## PROBLEM DESCRIPTION
Repeat every line below exactly as it reads.

## MATERIAL FOR THE TASK

··········

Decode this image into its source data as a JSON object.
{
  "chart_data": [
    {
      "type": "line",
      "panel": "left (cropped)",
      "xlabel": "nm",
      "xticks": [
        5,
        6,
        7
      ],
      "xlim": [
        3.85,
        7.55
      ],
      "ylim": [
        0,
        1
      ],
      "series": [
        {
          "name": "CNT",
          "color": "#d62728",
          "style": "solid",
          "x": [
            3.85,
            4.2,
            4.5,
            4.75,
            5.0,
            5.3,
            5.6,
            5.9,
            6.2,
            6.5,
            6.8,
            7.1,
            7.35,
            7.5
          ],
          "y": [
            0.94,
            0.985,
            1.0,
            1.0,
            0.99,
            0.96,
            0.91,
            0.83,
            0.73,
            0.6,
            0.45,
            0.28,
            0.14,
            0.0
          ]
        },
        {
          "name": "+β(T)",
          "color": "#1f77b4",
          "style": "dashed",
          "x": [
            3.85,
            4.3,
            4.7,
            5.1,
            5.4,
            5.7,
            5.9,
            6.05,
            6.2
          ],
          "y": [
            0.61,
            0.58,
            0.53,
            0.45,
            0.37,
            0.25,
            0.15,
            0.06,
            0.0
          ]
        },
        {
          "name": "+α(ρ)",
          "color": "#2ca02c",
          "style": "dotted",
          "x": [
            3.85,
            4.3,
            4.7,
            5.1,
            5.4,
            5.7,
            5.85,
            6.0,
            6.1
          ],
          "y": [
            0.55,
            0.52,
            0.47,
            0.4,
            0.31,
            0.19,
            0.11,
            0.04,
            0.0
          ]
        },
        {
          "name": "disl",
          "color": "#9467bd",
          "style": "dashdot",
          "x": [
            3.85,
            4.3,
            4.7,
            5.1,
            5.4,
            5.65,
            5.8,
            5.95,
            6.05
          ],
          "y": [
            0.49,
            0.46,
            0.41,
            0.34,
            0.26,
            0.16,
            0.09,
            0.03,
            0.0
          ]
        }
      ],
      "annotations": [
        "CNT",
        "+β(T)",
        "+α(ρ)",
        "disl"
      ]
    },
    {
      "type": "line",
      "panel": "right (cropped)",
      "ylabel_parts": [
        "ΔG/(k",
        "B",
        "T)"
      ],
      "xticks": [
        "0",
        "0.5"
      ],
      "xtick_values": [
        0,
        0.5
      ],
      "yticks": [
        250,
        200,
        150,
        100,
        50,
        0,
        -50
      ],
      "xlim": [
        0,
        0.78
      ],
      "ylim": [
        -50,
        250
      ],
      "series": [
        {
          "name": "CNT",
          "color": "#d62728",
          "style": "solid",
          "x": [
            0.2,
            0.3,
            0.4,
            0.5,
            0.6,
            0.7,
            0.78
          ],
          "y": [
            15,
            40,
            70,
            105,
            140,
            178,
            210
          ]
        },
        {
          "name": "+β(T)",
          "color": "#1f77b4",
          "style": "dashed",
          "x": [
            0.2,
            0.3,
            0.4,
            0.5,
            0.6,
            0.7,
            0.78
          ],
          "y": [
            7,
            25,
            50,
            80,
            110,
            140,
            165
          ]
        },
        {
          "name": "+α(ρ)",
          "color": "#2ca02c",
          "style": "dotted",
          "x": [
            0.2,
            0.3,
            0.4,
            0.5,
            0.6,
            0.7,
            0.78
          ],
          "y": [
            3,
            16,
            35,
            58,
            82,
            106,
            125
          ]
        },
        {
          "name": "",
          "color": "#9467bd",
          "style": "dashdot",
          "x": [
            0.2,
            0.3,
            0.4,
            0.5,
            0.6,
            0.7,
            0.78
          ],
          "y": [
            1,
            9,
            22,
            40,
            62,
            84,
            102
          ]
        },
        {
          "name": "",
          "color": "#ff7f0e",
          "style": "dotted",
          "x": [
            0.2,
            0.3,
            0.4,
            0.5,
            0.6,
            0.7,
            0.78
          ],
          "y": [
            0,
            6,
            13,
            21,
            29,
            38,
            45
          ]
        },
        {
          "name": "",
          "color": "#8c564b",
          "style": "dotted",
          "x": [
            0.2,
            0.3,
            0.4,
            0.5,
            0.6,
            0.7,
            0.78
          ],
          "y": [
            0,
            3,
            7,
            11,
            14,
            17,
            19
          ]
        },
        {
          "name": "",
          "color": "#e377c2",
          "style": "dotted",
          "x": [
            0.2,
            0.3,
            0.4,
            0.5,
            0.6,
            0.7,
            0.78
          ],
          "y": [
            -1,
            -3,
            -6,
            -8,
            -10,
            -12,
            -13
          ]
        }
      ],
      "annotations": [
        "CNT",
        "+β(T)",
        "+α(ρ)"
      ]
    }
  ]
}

··········

## OUTPUT OF THE TASK
Decode this image into its source data as a JSON object.
{
  "chart_data": [
    {
      "type": "line",
      "panel": "left (cropped)",
      "xlabel": "nm",
      "xticks": [
        5,
        6,
        7
      ],
      "xlim": [
        3.85,
        7.55
      ],
      "ylim": [
        0,
        1
      ],
      "series": [
        {
          "name": "CNT",
          "color": "#d62728",
          "style": "solid",
          "x": [
            3.85,
            4.2,
            4.5,
            4.75,
            5.0,
            5.3,
            5.6,
            5.9,
            6.2,
            6.5,
            6.8,
            7.1,
            7.35,
            7.5
          ],
          "y": [
            0.94,
            0.985,
            1.0,
            1.0,
            0.99,
            0.96,
            0.91,
            0.83,
            0.73,
            0.6,
            0.45,
            0.28,
            0.14,
            0.0
          ]
        },
        {
          "name": "+β(T)",
          "color": "#1f77b4",
          "style": "dashed",
          "x": [
            3.85,
            4.3,
            4.7,
            5.1,
            5.4,
            5.7,
            5.9,
            6.05,
            6.2
          ],
          "y": [
            0.61,
            0.58,
            0.53,
            0.45,
            0.37,
            0.25,
            0.15,
            0.06,
            0.0
          ]
        },
        {
          "name": "+α(ρ)",
          "color": "#2ca02c",
          "style": "dotted",
          "x": [
            3.85,
            4.3,
            4.7,
            5.1,
            5.4,
            5.7,
            5.85,
            6.0,
            6.1
          ],
          "y": [
            0.55,
            0.52,
            0.47,
            0.4,
            0.31,
            0.19,
            0.11,
            0.04,
            0.0
          ]
        },
        {
          "name": "disl",
          "color": "#9467bd",
          "style": "dashdot",
          "x": [
            3.85,
            4.3,
            4.7,
            5.1,
            5.4,
            5.65,
            5.8,
            5.95,
            6.05
          ],
          "y": [
            0.49,
            0.46,
            0.41,
            0.34,
            0.26,
            0.16,
            0.09,
            0.03,
            0.0
          ]
        }
      ],
      "annotations": [
        "CNT",
        "+β(T)",
        "+α(ρ)",
        "disl"
      ]
    },
    {
      "type": "line",
      "panel": "right (cropped)",
      "ylabel_parts": [
        "ΔG/(k",
        "B",
        "T)"
      ],
      "xticks": [
        "0",
        "0.5"
      ],
      "xtick_values": [
        0,
        0.5
      ],
      "yticks": [
        250,
        200,
        150,
        100,
        50,
        0,
        -50
      ],
      "xlim": [
        0,
        0.78
      ],
      "ylim": [
        -50,
        250
      ],
      "series": [
        {
          "name": "CNT",
          "color": "#d62728",
          "style": "solid",
          "x": [
            0.2,
            0.3,
            0.4,
            0.5,
            0.6,
            0.7,
            0.78
          ],
          "y": [
            15,
            40,
            70,
            105,
            140,
            178,
            210
          ]
        },
        {
          "name": "+β(T)",
          "color": "#1f77b4",
          "style": "dashed",
          "x": [
            0.2,
            0.3,
            0.4,
            0.5,
            0.6,
            0.7,
            0.78
          ],
          "y": [
            7,
            25,
            50,
            80,
            110,
            140,
            165
          ]
        },
        {
          "name": "+α(ρ)",
          "color": "#2ca02c",
          "style": "dotted",
          "x": [
            0.2,
            0.3,
            0.4,
            0.5,
            0.6,
            0.7,
            0.78
          ],
          "y": [
            3,
            16,
            35,
            58,
            82,
            106,
            125
          ]
        },
        {
          "name": "",
          "color": "#9467bd",
          "style": "dashdot",
          "x": [
            0.2,
            0.3,
            0.4,
            0.5,
            0.6,
            0.7,
            0.78
          ],
          "y": [
            1,
            9,
            22,
            40,
            62,
            84,
            102
          ]
        },
        {
          "name": "",
          "color": "#ff7f0e",
          "style": "dotted",
          "x": [
            0.2,
            0.3,
            0.4,
            0.5,
            0.6,
            0.7,
            0.78
          ],
          "y": [
            0,
            6,
            13,
            21,
            29,
            38,
            45
          ]
        },
        {
          "name": "",
          "color": "#8c564b",
          "style": "dotted",
          "x": [
            0.2,
            0.3,
            0.4,
            0.5,
            0.6,
            0.7,
            0.78
          ],
          "y": [
            0,
            3,
            7,
            11,
            14,
            17,
            19
          ]
        },
        {
          "name": "",
          "color": "#e377c2",
          "style": "dotted",
          "x": [
            0.2,
            0.3,
            0.4,
            0.5,
            0.6,
            0.7,
            0.78
          ],
          "y": [
            -1,
            -3,
            -6,
            -8,
            -10,
            -12,
            -13
          ]
        }
      ],
      "annotations": [
        "CNT",
        "+β(T)",
        "+α(ρ)"
      ]
    }
  ]
}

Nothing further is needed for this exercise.